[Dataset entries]
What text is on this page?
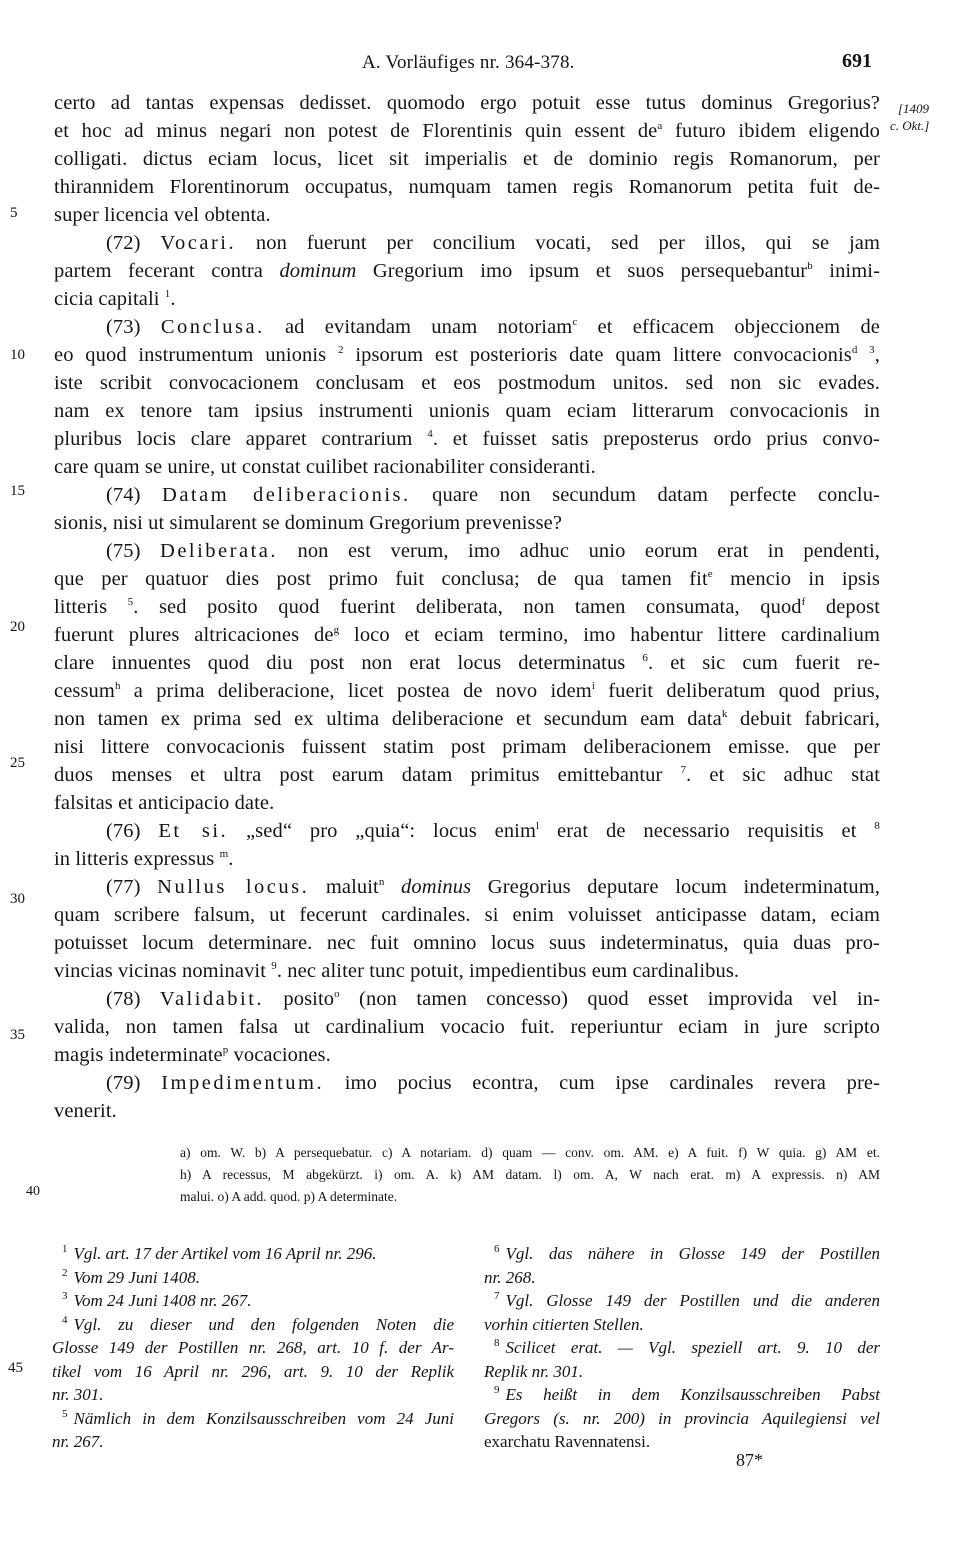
A. Vorläufiges nr. 364-378.	691
[1409
c. Okt.]
5
10
15
20
25
30
35
certo ad tantas expensas dedisset. quomodo ergo potuit esse tutus dominus Gregorius?
et hoc ad minus negari non potest de Florentinis quin essent $de^a$ futuro ibidem eligendo
colligati. dictus eciam locus, licet sit imperialis et de dominio regis Romanorum, per
thirannidem Florentinorum occupatus, numquam tamen regis Romanorum petita fuit de-
super licencia vel obtenta.
(72) Vocari. non fuerunt per concilium vocati, sed per illos, qui se jam
partem fecerant contra dominum Gregorium imo ipsum et suos persequebantur$^b$ inimi-
cicia capitali $^1$.
(73) Conclusa. ad evitandam unam notoriam$^c$ et efficacem objeccionem de
eo quod instrumentum unionis $^2$ ipsorum est posterioris date quam littere convocacionis$^d$ $^3$,
iste scribit convocacionem conclusam et eos postmodum unitos. sed non sic evades.
nam ex tenore tam ipsius instrumenti unionis quam eciam litterarum convocacionis in
pluribus locis clare apparet contrarium $^4$. et fuisset satis preposterus ordo prius convo-
care quam se unire, ut constat cuilibet racionabiliter consideranti.
(74) Datam deliberacionis. quare non secundum datam perfecte conclu-
sionis, nisi ut simularent se dominum Gregorium prevenisse?
(75) Deliberata. non est verum, imo adhuc unio eorum erat in pendenti,
que per quatuor dies post primo fuit conclusa; de qua tamen fit$^e$ mencio in ipsis
litteris $^5$. sed posito quod fuerint deliberata, non tamen consumata, quod$^f$ depost
fuerunt plures altricaciones $de^g$ loco et eciam termino, imo habentur littere cardinalium
clare innuentes quod diu post non erat locus determinatus $^6$. et sic cum fuerit re-
cessum$^h$ a prima deliberacione, licet postea de novo idem$^i$ fuerit deliberatum quod prius,
non tamen ex prima sed ex ultima deliberacione et secundum eam data$^k$ debuit fabricari,
nisi littere convocacionis fuissent statim post primam deliberacionem emisse. que per
duos menses et ultra post earum datam primitus emittebantur $^7$. et sic adhuc stat
falsitas et anticipacio date.
(76) Et si. „sed“ pro „quia“: locus enim$^l$ erat de necessario requisitis et $^8$
in litteris expressus $^m$.
(77) Nullus locus. maluit$^n$ dominus Gregorius deputare locum indeterminatum,
quam scribere falsum, ut fecerunt cardinales. si enim voluisset anticipasse datam, eciam
potuisset locum determinare. nec fuit omnino locus suus indeterminatus, quia duas pro-
vincias vicinas nominavit $^9$. nec aliter tunc potuit, impedientibus eum cardinalibus.
(78) Validabit. posito$^o$ (non tamen concesso) quod esset improvida vel in-
valida, non tamen falsa ut cardinalium vocacio fuit. reperiuntur eciam in jure scripto
magis indeterminate$^p$ vocaciones.
(79) Impedimentum. imo pocius econtra, cum ipse cardinales revera pre-
venerit.
a) om. W. b) A persequebatur. c) A notariam. d) quam — conv. om. AM. e) A fuit. f) W quia. g) AM et.
h) A recessus, M abgekürzt. i) om. A. k) AM datam. l) om. A, W nach erat. m) A expressis. n) AM
malui. o) A add. quod. p) A determinate.
40
$^1$ Vgl. art. 17 der Artikel vom 16 April nr. 296.
$^2$ Vom 29 Juni 1408.
$^3$ Vom 24 Juni 1408 nr. 267.
$^4$ Vgl. zu dieser und den folgenden Noten die
Glosse 149 der Postillen nr. 268, art. 10 f. der Ar-
tikel vom 16 April nr. 296, art. 9. 10 der Replik
nr. 301.
$^5$ Nämlich in dem Konzilsausschreiben vom 24 Juni
nr. 267.
45
$^6$ Vgl. das nähere in Glosse 149 der Postillen
nr. 268.
$^7$ Vgl. Glosse 149 der Postillen und die anderen
vorhin citierten Stellen.
$^8$ Scilicet erat. — Vgl. speziell art. 9. 10 der
Replik nr. 301.
$^9$ Es heißt in dem Konzilsausschreiben Pabst
Gregors (s. nr. 200) in provincia Aquilegiensi vel
exarchatu Ravennatensi.
87*
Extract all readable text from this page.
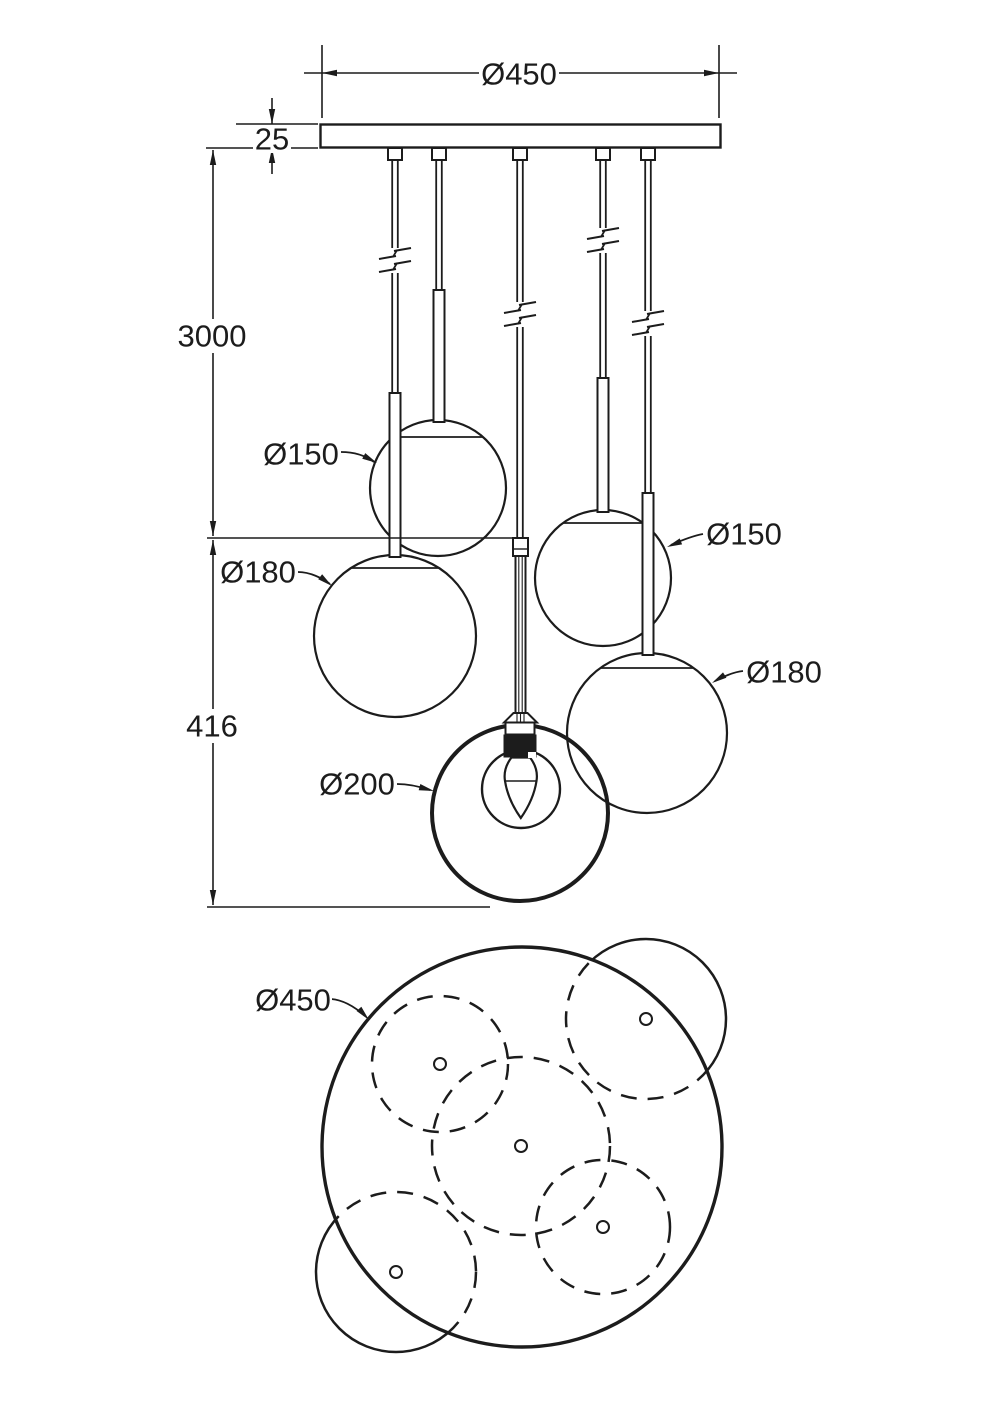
Ø450
25
3000
416
Ø150
Ø180
Ø150
Ø180
Ø200
Ø450
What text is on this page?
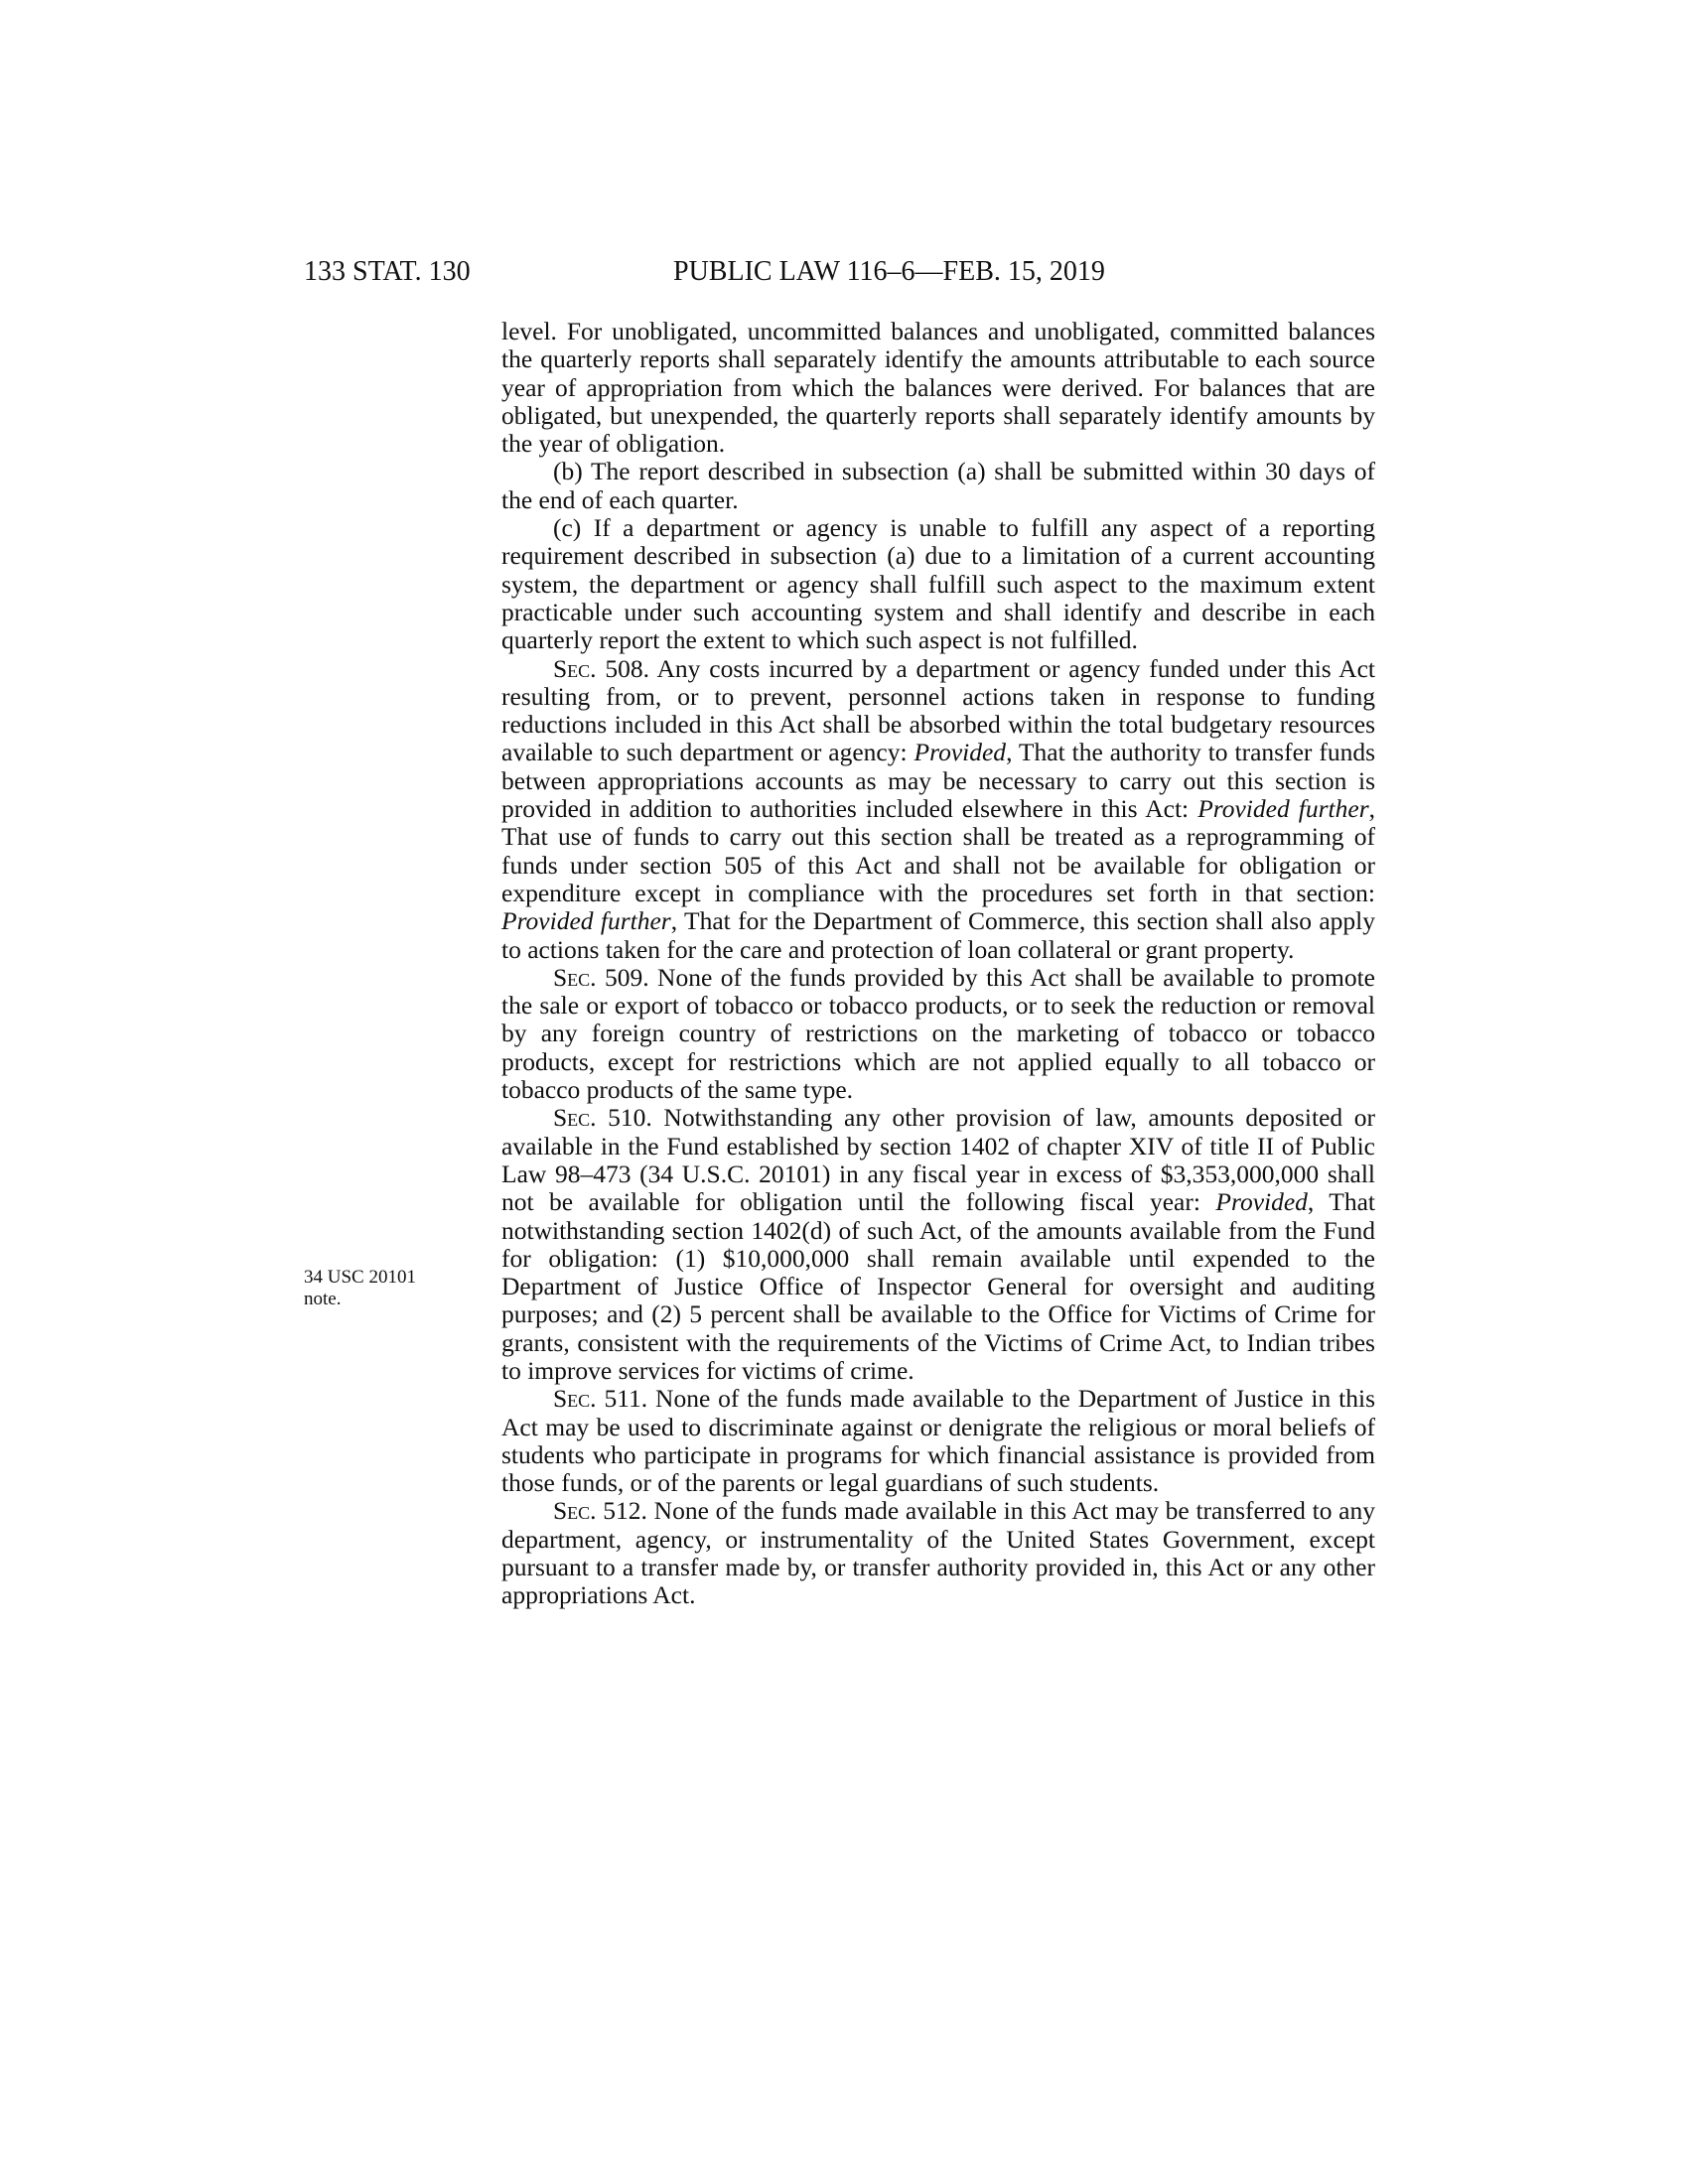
133 STAT. 130	PUBLIC LAW 116–6—FEB. 15, 2019
34 USC 20101
note.

level. For unobligated, uncommitted balances and unobligated, committed balances the quarterly reports shall separately identify the amounts attributable to each source year of appropriation from which the balances were derived. For balances that are obligated, but unexpended, the quarterly reports shall separately identify amounts by the year of obligation.

(b) The report described in subsection (a) shall be submitted within 30 days of the end of each quarter.

(c) If a department or agency is unable to fulfill any aspect of a reporting requirement described in subsection (a) due to a limitation of a current accounting system, the department or agency shall fulfill such aspect to the maximum extent practicable under such accounting system and shall identify and describe in each quarterly report the extent to which such aspect is not fulfilled.

Sec. 508. Any costs incurred by a department or agency funded under this Act resulting from, or to prevent, personnel actions taken in response to funding reductions included in this Act shall be absorbed within the total budgetary resources available to such department or agency: Provided, That the authority to transfer funds between appropriations accounts as may be necessary to carry out this section is provided in addition to authorities included elsewhere in this Act: Provided further, That use of funds to carry out this section shall be treated as a reprogramming of funds under section 505 of this Act and shall not be available for obligation or expenditure except in compliance with the procedures set forth in that section: Provided further, That for the Department of Commerce, this section shall also apply to actions taken for the care and protection of loan collateral or grant property.

Sec. 509. None of the funds provided by this Act shall be available to promote the sale or export of tobacco or tobacco products, or to seek the reduction or removal by any foreign country of restrictions on the marketing of tobacco or tobacco products, except for restrictions which are not applied equally to all tobacco or tobacco products of the same type.

Sec. 510. Notwithstanding any other provision of law, amounts deposited or available in the Fund established by section 1402 of chapter XIV of title II of Public Law 98–473 (34 U.S.C. 20101) in any fiscal year in excess of $3,353,000,000 shall not be available for obligation until the following fiscal year: Provided, That notwithstanding section 1402(d) of such Act, of the amounts available from the Fund for obligation: (1) $10,000,000 shall remain available until expended to the Department of Justice Office of Inspector General for oversight and auditing purposes; and (2) 5 percent shall be available to the Office for Victims of Crime for grants, consistent with the requirements of the Victims of Crime Act, to Indian tribes to improve services for victims of crime.

Sec. 511. None of the funds made available to the Department of Justice in this Act may be used to discriminate against or denigrate the religious or moral beliefs of students who participate in programs for which financial assistance is provided from those funds, or of the parents or legal guardians of such students.

Sec. 512. None of the funds made available in this Act may be transferred to any department, agency, or instrumentality of the United States Government, except pursuant to a transfer made by, or transfer authority provided in, this Act or any other appropriations Act.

◆ What you have to do: Check each line above for "clare" and return the ones that have it.

◆ Solution:
pluribus locis clare apparet contrarium $^4$. et fuisset satis preposterus ordo prius convo-
clare innuentes quod diu post non erat locus determinatus $^6$. et sic cum fuerit re-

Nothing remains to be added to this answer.